---------- TASK INPUTS ----------
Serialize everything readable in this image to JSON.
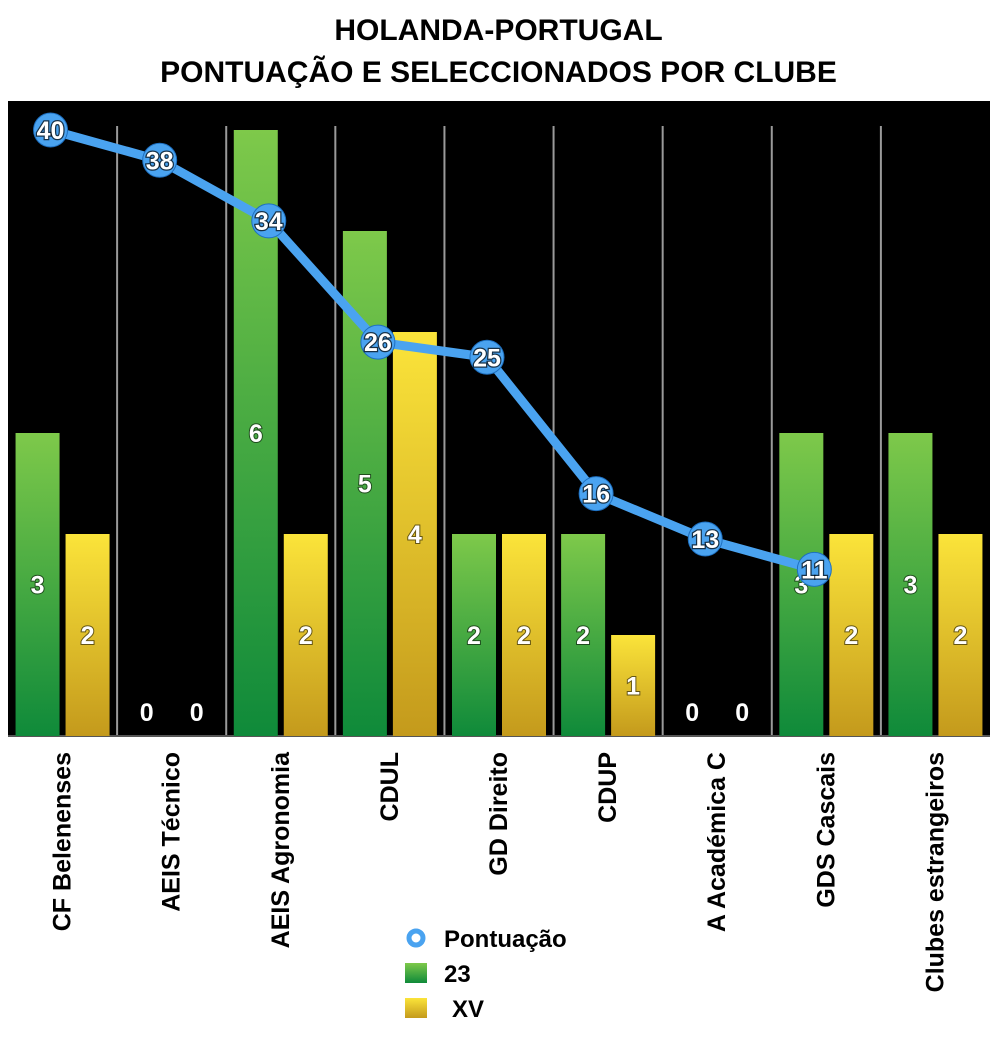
{
  "chart_data": {
    "type": "bar",
    "title_line1": "HOLANDA-PORTUGAL",
    "title_line2": "PONTUAÇÃO E SELECCIONADOS POR CLUBE",
    "categories": [
      "CF Belenenses",
      "AEIS Técnico",
      "AEIS Agronomia",
      "CDUL",
      "GD Direito",
      "CDUP",
      "A Académica C",
      "GDS Cascais",
      "Clubes estrangeiros"
    ],
    "series": [
      {
        "name": "23",
        "kind": "bar",
        "values": [
          3,
          0,
          6,
          5,
          2,
          2,
          0,
          3,
          3
        ],
        "color": "#1e9a3c"
      },
      {
        "name": "XV",
        "kind": "bar",
        "values": [
          2,
          0,
          2,
          4,
          2,
          1,
          0,
          2,
          2
        ],
        "color": "#f2d21a"
      },
      {
        "name": "Pontuação",
        "kind": "line",
        "values": [
          40,
          38,
          34,
          26,
          25,
          16,
          13,
          11,
          null
        ],
        "color": "#4aa3f0"
      }
    ],
    "bar_ylim": [
      0,
      6
    ],
    "line_ylim": [
      0,
      40
    ],
    "background": "#000000",
    "grid_vertical": true,
    "legend_position": "bottom-center",
    "legend": [
      {
        "label": "Pontuação",
        "marker": "circle",
        "color": "#4aa3f0"
      },
      {
        "label": "23",
        "marker": "square",
        "color": "#1e9a3c"
      },
      {
        "label": "XV",
        "marker": "square",
        "color": "#f2d21a"
      }
    ]
  }
}
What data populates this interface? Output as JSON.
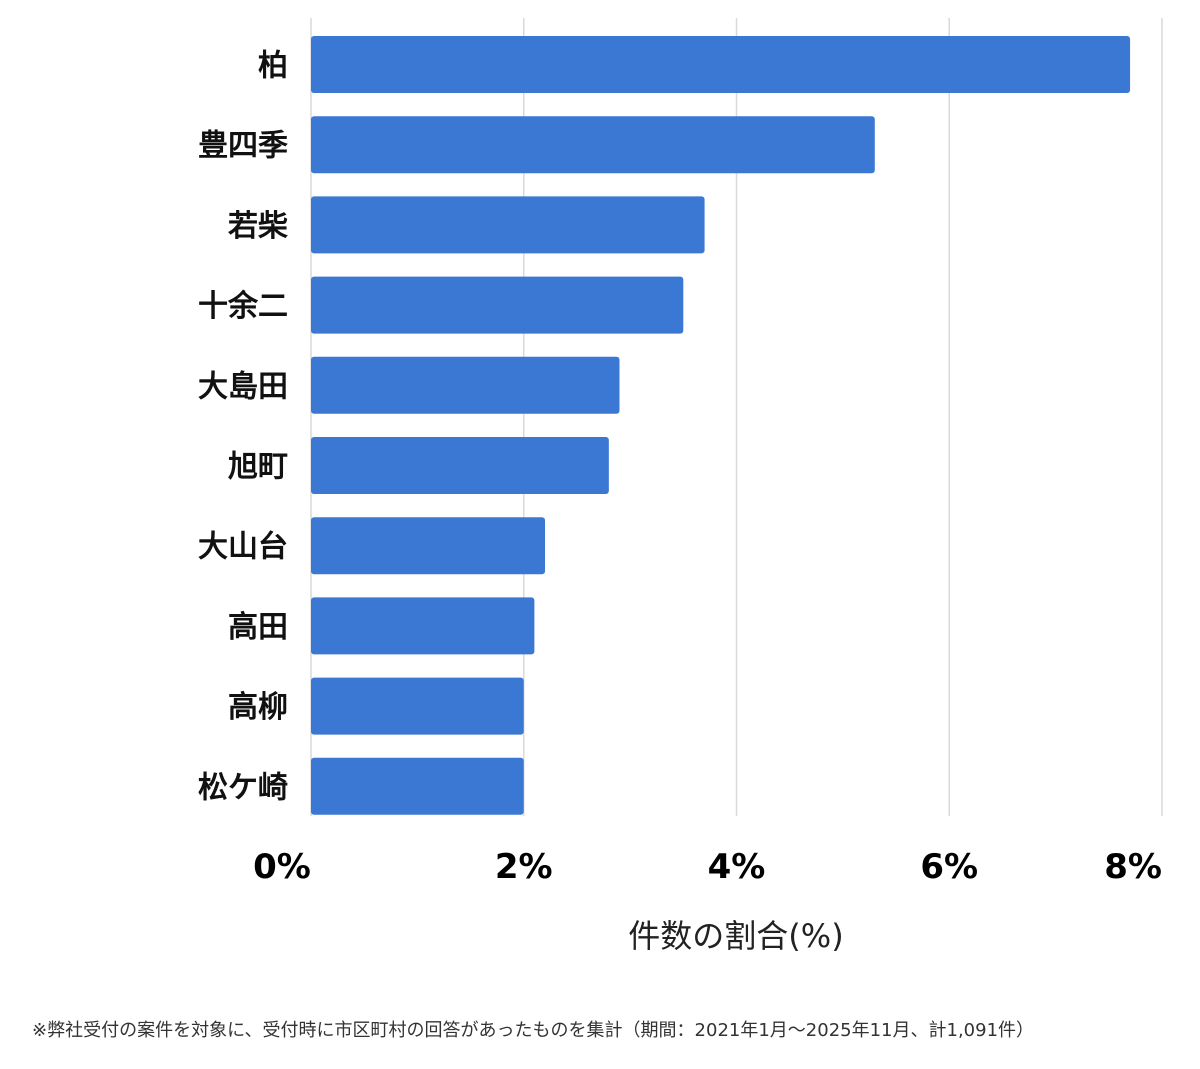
{
  "chart_data": {
    "type": "bar",
    "orientation": "horizontal",
    "categories": [
      "柏",
      "豊四季",
      "若柴",
      "十余二",
      "大島田",
      "旭町",
      "大山台",
      "高田",
      "高柳",
      "松ケ崎"
    ],
    "values": [
      7.7,
      5.3,
      3.7,
      3.5,
      2.9,
      2.8,
      2.2,
      2.1,
      2.0,
      2.0
    ],
    "xlim": [
      0,
      8
    ],
    "xticks": [
      0,
      2,
      4,
      6,
      8
    ],
    "tick_labels": [
      "0%",
      "2%",
      "4%",
      "6%",
      "8%"
    ],
    "xlabel": "件数の割合(%)",
    "ylabel": "",
    "title": "",
    "grid": "vertical",
    "bar_color": "#3b78d4",
    "grid_color": "#d9d9d9"
  },
  "footnote": "※弊社受付の案件を対象に、受付時に市区町村の回答があったものを集計（期間：2021年1月～2025年11月、計1,091件）"
}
----------
* PROBLEM REQUIREMENTS:
Make an exact copy of the listing above. Do not include the pictures.

* REPLY TO THE TASK:
Serialize everything readable in this image to JSON.
{
  "chart_data": {
    "type": "bar",
    "title_line1": "HOLANDA-PORTUGAL",
    "title_line2": "PONTUAÇÃO E SELECCIONADOS POR CLUBE",
    "categories": [
      "CF Belenenses",
      "AEIS Técnico",
      "AEIS Agronomia",
      "CDUL",
      "GD Direito",
      "CDUP",
      "A Académica C",
      "GDS Cascais",
      "Clubes estrangeiros"
    ],
    "series": [
      {
        "name": "23",
        "kind": "bar",
        "values": [
          3,
          0,
          6,
          5,
          2,
          2,
          0,
          3,
          3
        ],
        "color": "#1e9a3c"
      },
      {
        "name": "XV",
        "kind": "bar",
        "values": [
          2,
          0,
          2,
          4,
          2,
          1,
          0,
          2,
          2
        ],
        "color": "#f2d21a"
      },
      {
        "name": "Pontuação",
        "kind": "line",
        "values": [
          40,
          38,
          34,
          26,
          25,
          16,
          13,
          11,
          null
        ],
        "color": "#4aa3f0"
      }
    ],
    "bar_ylim": [
      0,
      6
    ],
    "line_ylim": [
      0,
      40
    ],
    "background": "#000000",
    "grid_vertical": true,
    "legend_position": "bottom-center",
    "legend": [
      {
        "label": "Pontuação",
        "marker": "circle",
        "color": "#4aa3f0"
      },
      {
        "label": "23",
        "marker": "square",
        "color": "#1e9a3c"
      },
      {
        "label": "XV",
        "marker": "square",
        "color": "#f2d21a"
      }
    ]
  }
}
What data populates this interface? Output as JSON.
{
  "chart_data": {
    "type": "bar",
    "orientation": "horizontal",
    "categories": [
      "柏",
      "豊四季",
      "若柴",
      "十余二",
      "大島田",
      "旭町",
      "大山台",
      "高田",
      "高柳",
      "松ケ崎"
    ],
    "values": [
      7.7,
      5.3,
      3.7,
      3.5,
      2.9,
      2.8,
      2.2,
      2.1,
      2.0,
      2.0
    ],
    "xlim": [
      0,
      8
    ],
    "xticks": [
      0,
      2,
      4,
      6,
      8
    ],
    "tick_labels": [
      "0%",
      "2%",
      "4%",
      "6%",
      "8%"
    ],
    "xlabel": "件数の割合(%)",
    "ylabel": "",
    "title": "",
    "grid": "vertical",
    "bar_color": "#3b78d4",
    "grid_color": "#d9d9d9"
  },
  "footnote": "※弊社受付の案件を対象に、受付時に市区町村の回答があったものを集計（期間：2021年1月～2025年11月、計1,091件）"
}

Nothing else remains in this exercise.